==== Source material ====
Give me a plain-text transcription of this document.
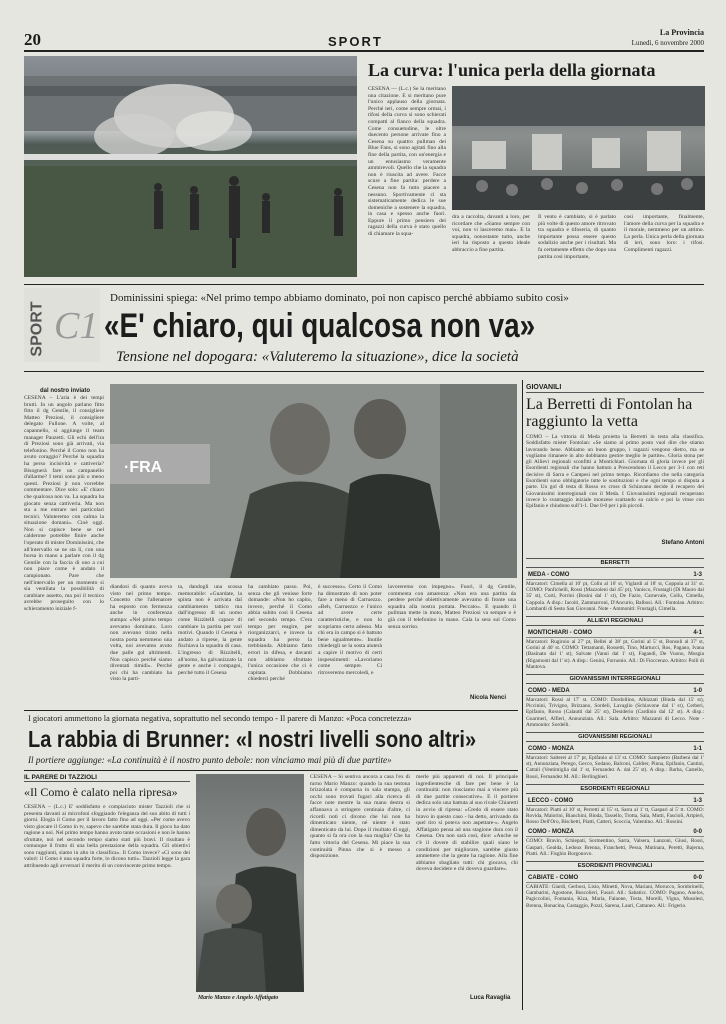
20	SPORT
La Provincia
Lunedì, 6 novembre 2000
La curva: l'unica perla della giornata
CESENA — (L.c.) Se la meritano una citazione. E si meritano pure l'unico applauso della giornata. Perché ieri, come sempre ormai, i tifosi della curva si sono schierati compatti al fianco della squadra. Come consuetudine, le oltre duecento persone arrivate fino a Cesena su quattro pullman dei Blue Fans, si sono agitati fino alla fine della partita, con un'energia e un entusiasmo veramente ammirevoli. Quello che la squadra non è riuscita ad avere. Facce scure a fine partita: perdere a Cesena non fa tutto piacere a nessuno. Sportivamente ci sta sistematicamente dedica le sue domeniche a sostenere la squadra, in casa e spesso anche fuori. Eppure il primo pensiero dei ragazzi della curva è stato quello di chiamare la squa-
dra a raccolta, davanti a loro, per ricordare che «Siamo sempre con voi, non vi lasceremo mai». E la squadra, nonostante tutto, anche ieri ha risposto a questo ideale abbraccio a fine partita.
Il vento è cambiato, si è parlato più volte di questo amore ritrovato tra squadra e tifoseria, di quanto importante possa essere questo sodalizio anche per i risultati. Ma fa certamente effetto che dopo una partita così importante,
così importante, finalmente, l'amore della curva per la squadra e il morale, nemmeno per un attimo. La perla. Unica perla della giornata di ieri, sono loro: i tifosi. Complimenti ragazzi.
SPORT C1
Dominissini spiega: «Nel primo tempo abbiamo dominato, poi non capisco perché abbiamo subito così»
«E' chiaro, qui qualcosa non va»
Tensione nel dopogara: «Valuteremo la situazione», dice la società
dal nostro inviato
CESENA – L'aria è dei tempi brutti. In un angolo parlano fitto fitto il dg Gentile, il consigliere Matteo Preziosi, il consigliere delegato Fullone. A volte, al capannello, si aggiunge il team manager Pauzetti. Gli echi dell'ira di Preziosi sono già arrivati, via telefonino. Perché il Como non ha avuto coraggio? Perché la squadra ha perso incisività e cattiveria? Bisognerà fare un campanello d'allarme? I temi sono più o meno questi. Preziosi jr non vorrebbe commentare. Dice solo: «E' chiaro che qualcosa non va. La squadra ha giocato senza cattiveria. Ma non sta a me entrare nei particolari tecnici. Valuteremo con calma la situazione domani». Cioè oggi. Non si capisce bene se nel calderone potrebbe finire anche l'operato di mister Dominissini, che all'intervallo se ne sta lì, con una borsa in mano a parlare con il dg Gentile con la faccia di uno a cui non piace come è andato il campionato. Pare che nell'intervallo per un momento si sia ventilata la possibilità di cambiare assetto, ma poi il tecnico avrebbe proseguito con lo schieramento iniziale f-
·FRA
diandosi di quanto aveva visto nel primo tempo. Concetto che l'allenatore ha esposto con fermezza anche in conferenza stampa: «Nel primo tempo avevamo dominato. Loro non avevano tirato nella nostra porta nemmeno una volta, noi avevamo avuto due palle gol altrimenti. Non capisco perché siamo diventati timidi». Perché poi chi ha cambiato ha visto la parti-
ta, dandogli una scossa memorabile: «Guardate, la spinta non è arrivata dal cambiamento tattico ma dall'ingresso di un uomo come Rizzitelli capace di cambiare la partita per vari motivi. Quando il Cesena è andato a riprese, la gente fischiava la squadra di casa. L'ingresso di Rizzitelli, all'uomo, ha galvanizzato la gente e anche i compagni, perché tutto il Cesena
ha cambiato passo. Poi, senza che gli venisse forte domande: «Non ho capito, invece, perché il Como abbia subito così il Cesena nel secondo tempo. C'era tempo per reagire, per riorganizzarci, e invece la squadra ha perso la trebbianda. Abbiamo fatto errori in difesa, e davanti non abbiamo sfruttato l'unica occasione che ci è capitata. Dobbiamo chiederci perché
è successo». Certo il Como ha dimostrato di non poter fare a meno di Carruezzo. «Beh, Carruezzo e l'unico ad avere certe caratteristiche, e non lo scopriamo certo adesso. Ma chi era in campo si è battuto bene ugualmente». Inutile chiedergli se la sosta aiuterà a capire il motivo di certi inspessimenti: «Lavoriamo come sempre. Ci ritroveremo mercoledì, e
lavoreremo con impegno». Fuori, il dg Gentile, commenta con amarezza: «Non era una partita da perdere perché obiettivamente avevamo di fronte una squadra alla nostra portata. Peccato». E quando il pullman mette in moto, Matteo Preziosi va sempre o è già con il telefonino in mano. Cala la sera sul Como senza sorriso.
Nicola Nenci
GIOVANILI
La Berretti di Fontolan ha raggiunto la vetta
COMO – La vittoria di Meda proietta la Berretti in testa alla classifica. Soddisfatto mister Fontolan: «Se siamo al primo posto vuol dire che stiamo lavorando bene. Abbiamo un buon gruppo, i ragazzi vengono dietro, ma se vogliamo rimanere in alto dobbiamo gestire meglio le partite». Gloria stona per gli Allievi regionali sconfitti a Montichiari. Giornata di gloria invece per gli Esordienti regionali che hanno battuto a Prescendono il Lecco per 3-1 con reti decisive di Sarra e Campesi nel primo tempo. Ricordiamo che nella categoria Esordienti sono obbligatorie tutte le sostituzioni e che ogni tempo si disputa a parte. Un gol di testa di Rosso ex cross di Schiavano decide il recupero dei Giovanissimi interregionali con il Meda. I Giovanissimi regionali recuperano invece lo svantaggio iniziale monzese scattando su calcio e poi la vinse con Epifanio e chiudono sull'1-1. Due 0-0 per i più piccoli.
Stefano Antoni
BERRETTI
MEDA - COMO	1-3
Marcatori: Cimella al 10' pt, Collu al 16' st, Viglardi al 18' st, Coppola al 31' st. COMO: Panfichelli, Rossi (Mazzoleni dal 45' pt), Vanisco, Frustagli (Di Mauro dal 35' st), Corti, Porrini (Bosini dal 1' st), De Fazio, Carnevale, Collu, Cimella, Coppola. A disp.: Iacoiti, Zammarroni, D'Ancurio, Balbosi. All.: Fontolan. Arbitro: Lombardi di Sesto San Giovanni. Note - Ammoniti: Frustagli, Cimella.
ALLIEVI REGIONALI
MONTICHIARI - COMO	4-1
Marcatori: Rugiroio al 27' pt, Bellei al 38' pt, Gorini al 5' st, Bonsoli al 37' st, Gorini al 40' st. COMO: Tettamanti, Rossetti, Tino, Martucci, Ros, Pagano, Ivana (Basinato dal 1' st), Salvate (Vanni dal 1' st), Fagandi, De Vuono, Musgia (Rigamonti dal 1' st). A disp.: Genini, Fornonio. All.: Di Fioccenzo. Arbitro: Polli di Mantova.
GIOVANISSIMI INTERREGIONALI
COMO - MEDA	1-0
Marcatori: Rossi al 17' st. COMO: Dordollino, Albizzati (Binda dal 15' st), Piccinini, Trivigno, Brizzano, Sordeli, Lavaglio (Schiavone dal 1' st), Cerberi, Epifanio, Rosso (Calautti dal 25' st), Desiderio (Cardinio dal 12' st). A disp.: Guarmeri, Alfieri, Annunziata. All.: Sala. Arbitro: Mazzanti di Lecco. Note - Ammonito: Sordelli.
GIOVANISSIMI REGIONALI
COMO - MONZA	1-1
Marcatori: Salterei al 17' pt, Epifanio al 13' st. COMO: Sampietro (Barbeni dal 1' st), Annunziata, Perego, Gecco, Sodano, Balconi, Caldrer, Pinna, Epifanio, Cantini, Cattali (Ventimiglia dal 1' st, Fernandez A. dal 25' st). A disp.: Barba, Castello, Rossi, Fernandez M. All.: Berlinghieri.
ESORDIENTI REGIONALI
LECCO - COMO	1-3
Marcatori: Piatti al 10' st, Perretti al 15' st, Sarra al 1' tt, Gaspari al 5' tt. COMO: Rovida, Maiorini, Bianchini, Binda, Tassello, Trotta, Sala, Mutti, Fascioli, Artpieri, Rosso Dell'Oro, Bischetti, Piatti, Catteri, Scoccia, Valentino. All.: Rossini.
COMO - MONZA	0-0
COMO: Bravin, Schiepati, Sormentino, Sarra, Valsera, Lanzoni, Giusi, Rossi, Gaspari, Gealda, Ledoux Brenna, Franchetti, Pessa, Mutinara, Peretti, Bajerna, Piatti. All.: Fisghio Borgonovo.
ESORDIENTI PROVINCIALI
CABIATE - COMO	0-0
CABIATE: Giardi, Gerbosi, Lisio, Minetti, Nova, Mariani, Morucco, Sornbrinelli, Gambarini, Agostone, Buscolieri, Fusari. All.: Sabaticc. COMO: Pagano, Anelos, Pagiccolini, Fontania, Kiza, Maria, Falaone, Tosta, Morelli, Vigna, Musolesi, Brenna, Bonacina, Castaggio, Pozzi, Sarena, Lauri, Cattaneo. All.: Frigerio.
I giocatori ammettono la giornata negativa, soprattutto nel secondo tempo - Il parere di Manzo: «Poca concretezza»
La rabbia di Brunner: «I nostri livelli sono altri»
Il portiere aggiunge: «La continuità è il nostro punto debole: non vinciamo mai più di due partite»
IL PARERE DI TAZZIOLI
«Il Como è calato nella ripresa»
CESENA – (L.c.) E' soddisfatto e compiaciuto mister Tazzioli che si presenta davanti ai microfoni sfoggiando l'eleganza del suo abito di tutti i giorni. Elogia il Como per il lavoro fatto fino ad oggi. «Per come avevo visto giocare il Como in tv, sapevo che sarebbe stata dura. Il gioco ha dato ragione a noi. Nel primo tempo hanno avuto tante occasioni e non le hanno sfruttate, noi nel secondo tempo siamo stati più bravi. Il risultato è comunque il frutto di una bella prestazione della squadra. Gli obiettivi sono raggiunti, siamo in alto in classifica». Il Como invece? «Ci sono dei valori: il Como è una squadra forte, lo dicono tutti». Tazzioli legge la gara attribuendo agli avversari il merito di un convincente primo tempo.
Mario Manzo e Angelo Affatigato
CESENA – Si sentiva ancora a casa l'ex di turno Mario Manzo: quando la sua testona brizzolata è comparsa in sala stampa, gli occhi sono trovati fugaci alla ricerca di facce note mentre la sua mano destra si affannava a stringere centinaia d'altre, ci ricordi noti ci dicono che lui non ha dimenticato niente, né niente è stato dimenticato da lui. Dopo il risultato di oggi, quanto si fa ora con la sua maglia? Che ha fatto vittoria del Cesena. Mi piace la sua continuità Pinna che si è messo a disposizione.
merle più apparenti di noi. Il principale ingredientesche di fare per bene è la continuità: non riusciamo mai a vincere più di due partite consecutive». E il portiere dedica solo una battuta al suo rivale Chiaretti in avvio di ripresa: «Credo di essere stato bravo in questo caso - ha detto, arrivando da quel tiro si poteva non aspettare-». Angelo Affatigato pensa ad una stagione dura con il Cesena. Ora non sarà così, dice: «Anche se c'è il dovere di stabilire quali siano le condizioni per migliorare, sarebbe giusto ammettere che la gente ha ragione. Alla fine abbiamo sbagliato tutti: chi giocava, chi doveva decidere e chi doveva guardare».
Luca Ravaglia
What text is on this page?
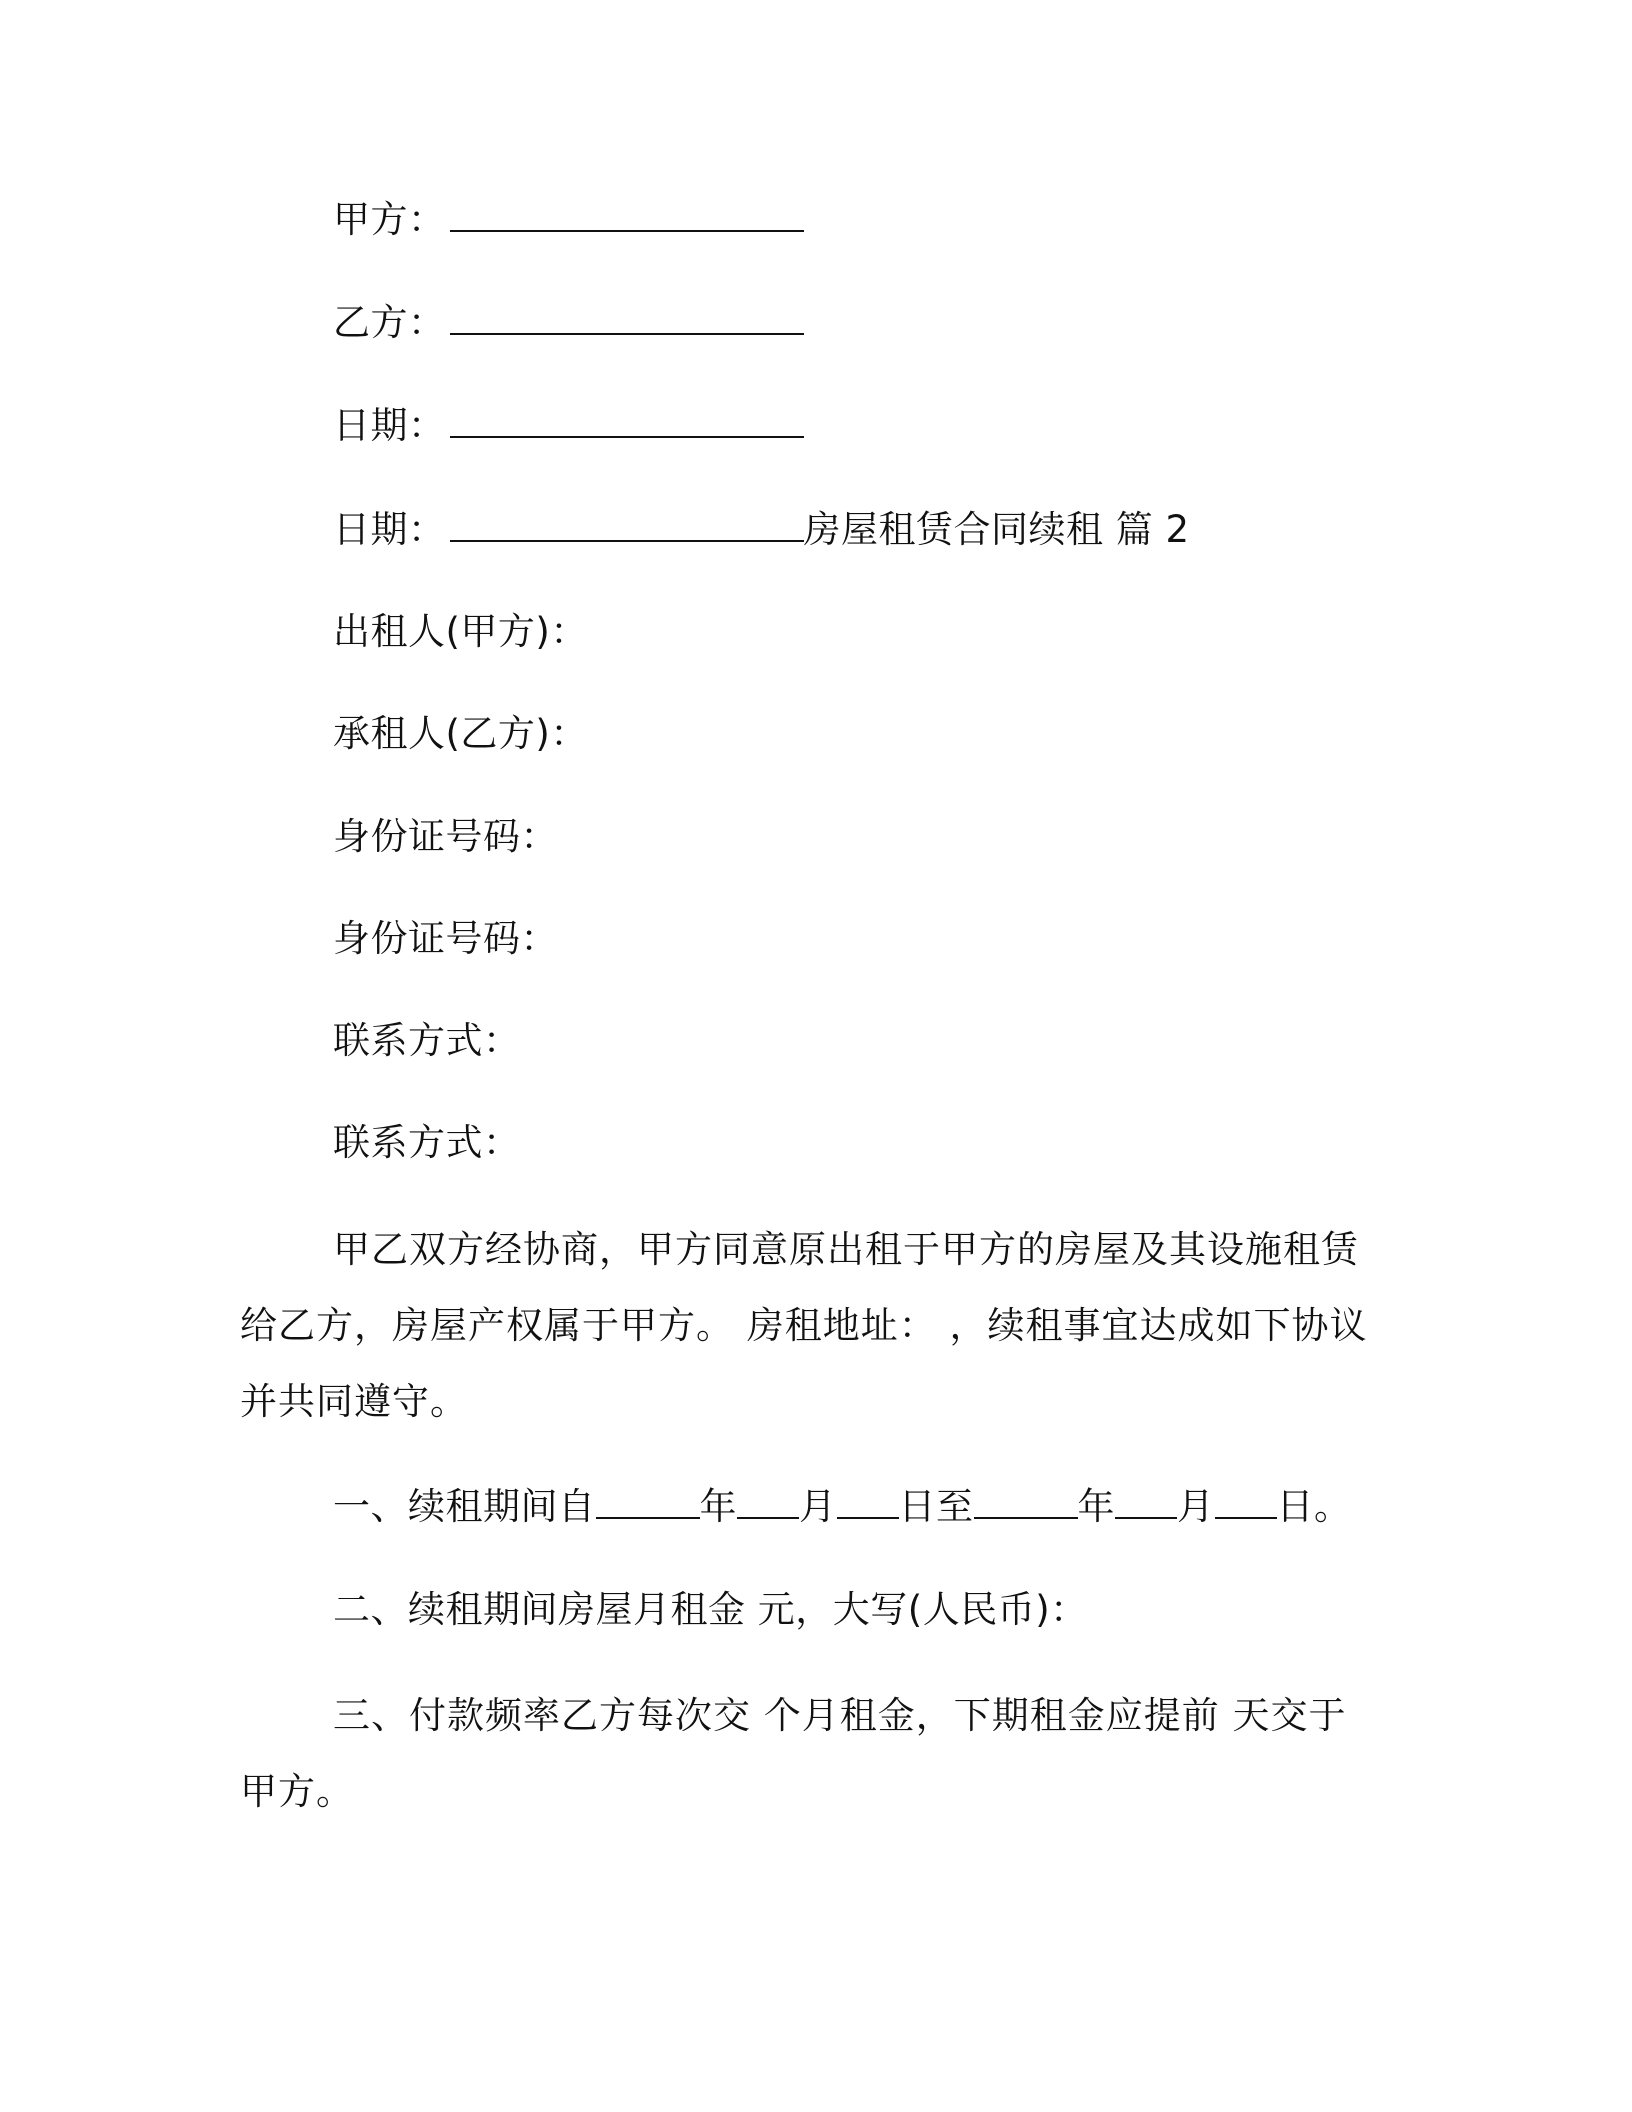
甲方：
乙方：
日期：
日期：	房屋租赁合同续租 篇 2
出租人(甲方)：
承租人(乙方)：
身份证号码：
身份证号码：
联系方式：
联系方式：
甲乙双方经协商，甲方同意原出租于甲方的房屋及其设施租赁给乙方，房屋产权属于甲方。 房租地址： ，续租事宜达成如下协议并共同遵守。
一、续租期间自	年 月 日至	年 月 日。
二、续租期间房屋月租金 元，大写(人民币)：
三、付款频率乙方每次交 个月租金，下期租金应提前 天交于甲方。
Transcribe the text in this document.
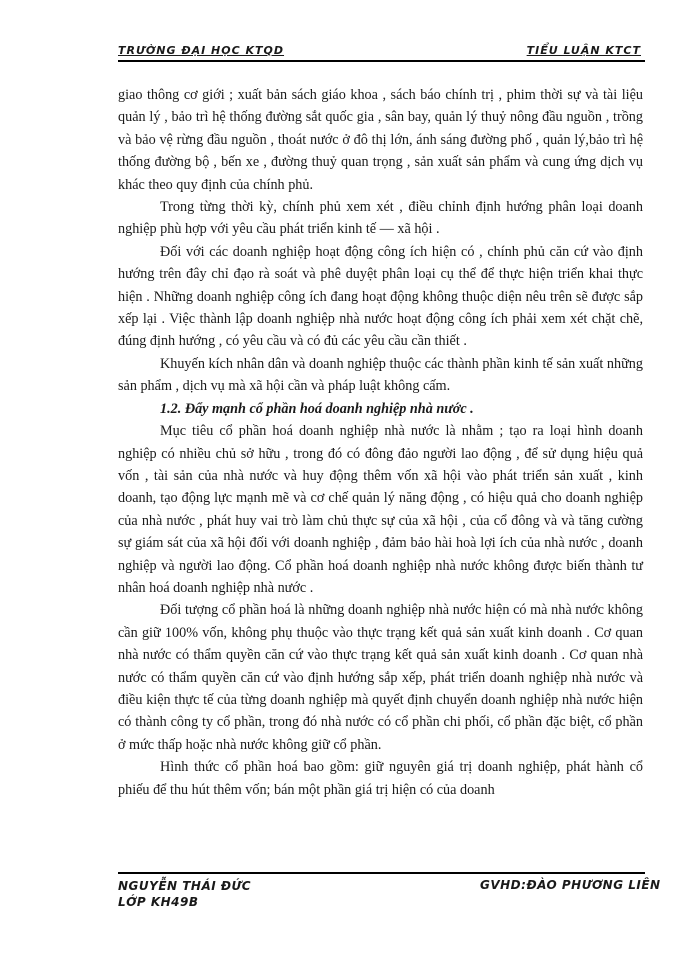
TRƯỜNG ĐẠI HỌC KTQD	TIỂU LUẬN KTCT

giao thông cơ giới ; xuất bản sách giáo khoa , sách báo chính trị , phim thời sự và tài liệu quản lý , bảo trì hệ thống đường sắt quốc gia , sân bay, quản lý thuỷ nông đầu nguồn , trồng và bảo vệ rừng đầu nguồn , thoát nước ở đô thị lớn, ánh sáng đường phố , quản lý,bảo trì hệ thống đường bộ , bến xe , đường thuỷ quan trọng , sản xuất sản phẩm và cung ứng dịch vụ khác theo quy định của chính phủ.

Trong từng thời kỳ, chính phủ xem xét , điều chỉnh định hướng phân loại doanh nghiệp phù hợp với yêu cầu phát triển kinh tế — xã hội .

Đối với các doanh nghiệp hoạt động công ích hiện có , chính phủ căn cứ vào định hướng trên đây chỉ đạo rà soát và phê duyệt phân loại cụ thể để thực hiện triển khai thực hiện . Những doanh nghiệp công ích đang hoạt động không thuộc diện nêu trên sẽ được sắp xếp lại . Việc thành lập doanh nghiệp nhà nước hoạt động công ích phải xem xét chặt chẽ, đúng định hướng , có yêu cầu và có đủ các yêu cầu cần thiết .

Khuyến kích nhân dân và doanh nghiệp thuộc các thành phần kinh tế sản xuất những sản phẩm , dịch vụ mà xã hội cần và pháp luật không cấm.

1.2. Đẩy mạnh cổ phần hoá doanh nghiệp nhà nước .

Mục tiêu cổ phần hoá doanh nghiệp nhà nước là nhằm ; tạo ra loại hình doanh nghiệp có nhiều chủ sở hữu , trong đó có đông đảo người lao động , để sử dụng hiệu quả vốn , tài sản của nhà nước và huy động thêm vốn xã hội vào phát triển sản xuất , kinh doanh, tạo động lực mạnh mẽ và cơ chế quản lý năng động , có hiệu quả cho doanh nghiệp của nhà nước , phát huy vai trò làm chủ thực sự của xã hội , của cổ đông và và tăng cường sự giám sát của xã hội đối với doanh nghiệp , đảm bảo hài hoà lợi ích của nhà nước , doanh nghiệp và người lao động. Cổ phần hoá doanh nghiệp nhà nước không được biến thành tư nhân hoá doanh nghiệp nhà nước .

Đối tượng cổ phần hoá là những doanh nghiệp nhà nước hiện có mà nhà nước không cần giữ 100% vốn, không phụ thuộc vào thực trạng kết quả sản xuất kinh doanh . Cơ quan nhà nước có thẩm quyền căn cứ vào thực trạng kết quả sản xuất kinh doanh . Cơ quan nhà nước có thẩm quyền căn cứ vào định hướng sắp xếp, phát triển doanh nghiệp nhà nước và điều kiện thực tế của từng doanh nghiệp mà quyết định chuyển doanh nghiệp nhà nước hiện có thành công ty cổ phần, trong đó nhà nước có cổ phần chi phối, cổ phần đặc biệt, cổ phần ở mức thấp hoặc nhà nước không giữ cổ phần.

Hình thức cổ phần hoá bao gồm: giữ nguyên giá trị doanh nghiệp, phát hành cổ phiếu để thu hút thêm vốn; bán một phần giá trị hiện có của doanh

NGUYỄN THÁI ĐỨC
LỚP KH49B
GVHD:ĐÀO PHƯƠNG LIÊN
====
#### Do this
Copy each line above containing the string "nostro".

#### The response
dal nostro inviato
Il portiere aggiunge: «La continuità è il nostro punto debole: non vinciamo mai più di due partite»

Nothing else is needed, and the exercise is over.